Aim of the task
Below is a listing to transcribe in full and exactly; keep the pictures out.

Supplied entries
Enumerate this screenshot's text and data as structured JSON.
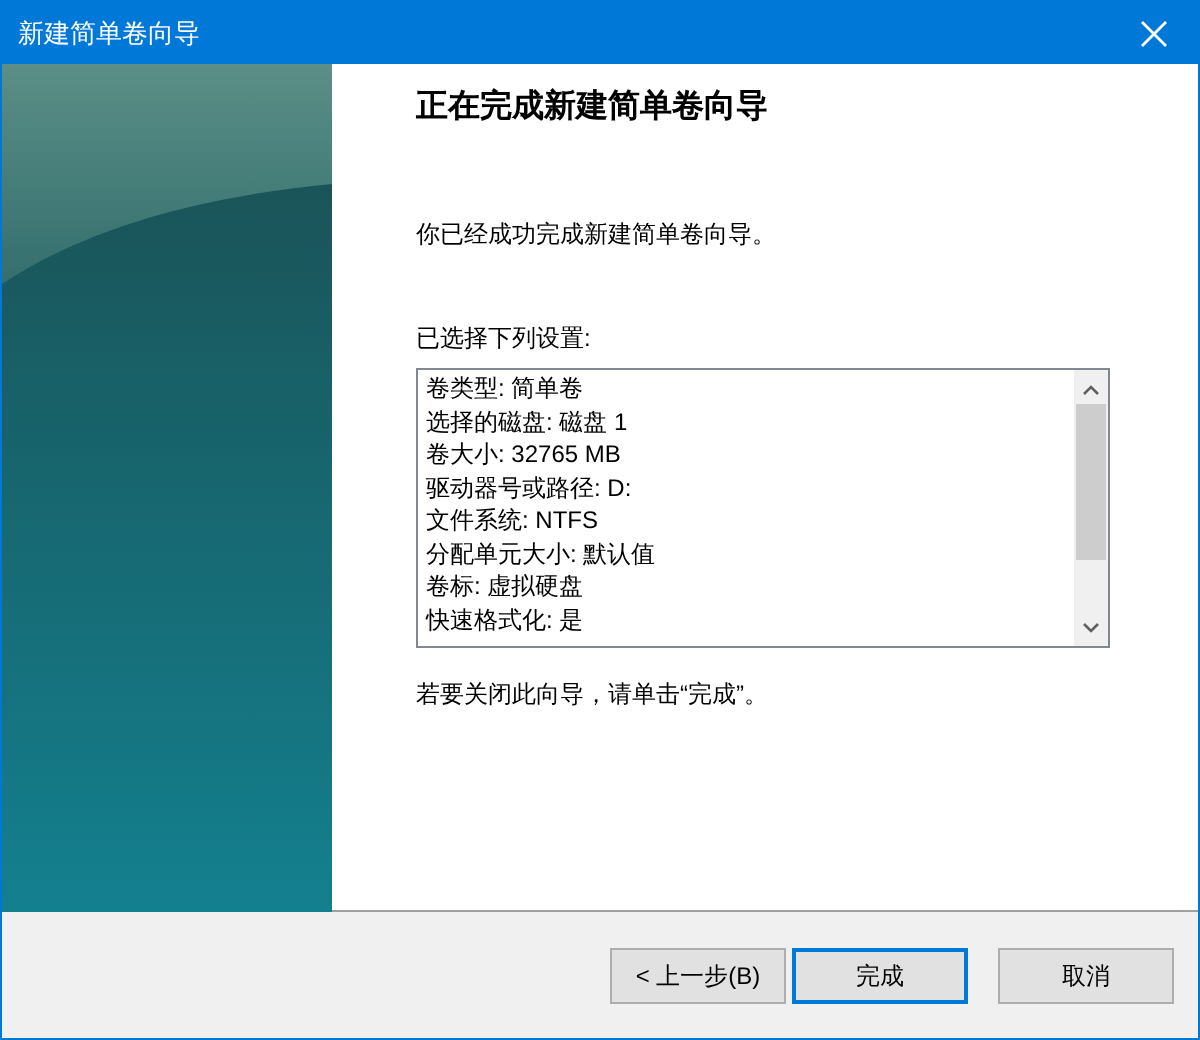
{
  "window": {
    "title": "新建简单卷向导"
  },
  "heading": "正在完成新建简单卷向导",
  "intro": "你已经成功完成新建简单卷向导。",
  "settings_label": "已选择下列设置:",
  "settings": [
    "卷类型: 简单卷",
    "选择的磁盘: 磁盘 1",
    "卷大小: 32765 MB",
    "驱动器号或路径: D:",
    "文件系统: NTFS",
    "分配单元大小: 默认值",
    "卷标: 虚拟硬盘",
    "快速格式化: 是"
  ],
  "closing_note": "若要关闭此向导，请单击“完成”。",
  "buttons": [
    {
      "label": "< 上一步(B)",
      "default": false
    },
    {
      "label": "完成",
      "default": true
    },
    {
      "label": "取消",
      "default": false
    }
  ]
}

Output below
Enumerate this screenshot's text and data as structured JSON.
{
  "window": {
    "title": "新建简单卷向导"
  },
  "heading": "正在完成新建简单卷向导",
  "intro": "你已经成功完成新建简单卷向导。",
  "settings_label": "已选择下列设置:",
  "settings": [
    "卷类型: 简单卷",
    "选择的磁盘: 磁盘 1",
    "卷大小: 32765 MB",
    "驱动器号或路径: D:",
    "文件系统: NTFS",
    "分配单元大小: 默认值",
    "卷标: 虚拟硬盘",
    "快速格式化: 是"
  ],
  "closing_note": "若要关闭此向导，请单击“完成”。",
  "buttons": [
    {
      "label": "< 上一步(B)",
      "default": false
    },
    {
      "label": "完成",
      "default": true
    },
    {
      "label": "取消",
      "default": false
    }
  ]
}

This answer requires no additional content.